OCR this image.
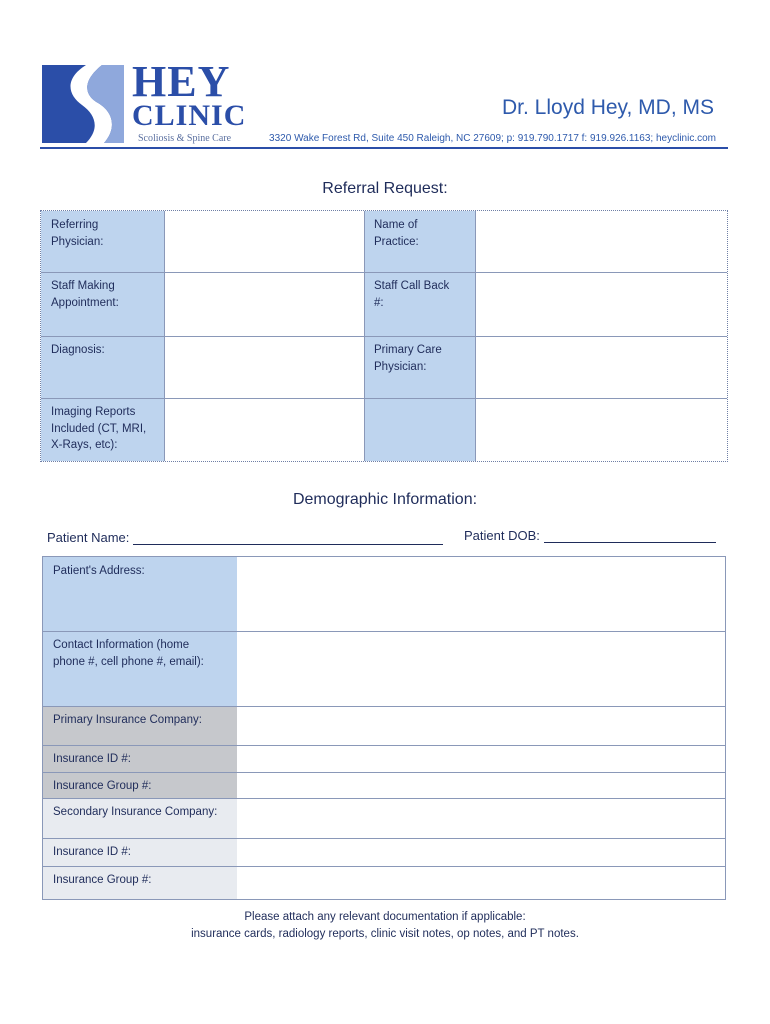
HEY
CLINIC
Scoliosis & Spine Care
Dr. Lloyd Hey, MD, MS
3320 Wake Forest Rd, Suite 450 Raleigh, NC 27609; p: 919.790.1717 f: 919.926.1163; heyclinic.com
Referral Request:
Referring
Physician:
Name of
Practice:
Staff Making
Appointment:
Staff Call Back
#:
Diagnosis:	Primary Care
Physician:
Imaging Reports
Included (CT, MRI,
X-Rays, etc):
Demographic Information:
Patient Name:	Patient DOB:
Patient's Address:
Contact Information (home
phone #, cell phone #, email):
Primary Insurance Company:
Insurance ID #:
Insurance Group #:
Secondary Insurance Company:
Insurance ID #:
Insurance Group #:
Please attach any relevant documentation if applicable:
insurance cards, radiology reports, clinic visit notes, op notes, and PT notes.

- _Work instructions_
Quote the material word for word, dropping any images it holds.

- _Complete answer_
OCR this image.
HEY
CLINIC
Scoliosis & Spine Care
Dr. Lloyd Hey, MD, MS
3320 Wake Forest Rd, Suite 450 Raleigh, NC 27609; p: 919.790.1717 f: 919.926.1163; heyclinic.com
Referral Request:
Referring
Physician:
Name of
Practice:
Staff Making
Appointment:
Staff Call Back
#:
Diagnosis:	Primary Care
Physician:
Imaging Reports
Included (CT, MRI,
X-Rays, etc):
Demographic Information:
Patient Name:	Patient DOB:
Patient's Address:
Contact Information (home
phone #, cell phone #, email):
Primary Insurance Company:
Insurance ID #:
Insurance Group #:
Secondary Insurance Company:
Insurance ID #:
Insurance Group #:
Please attach any relevant documentation if applicable:
insurance cards, radiology reports, clinic visit notes, op notes, and PT notes.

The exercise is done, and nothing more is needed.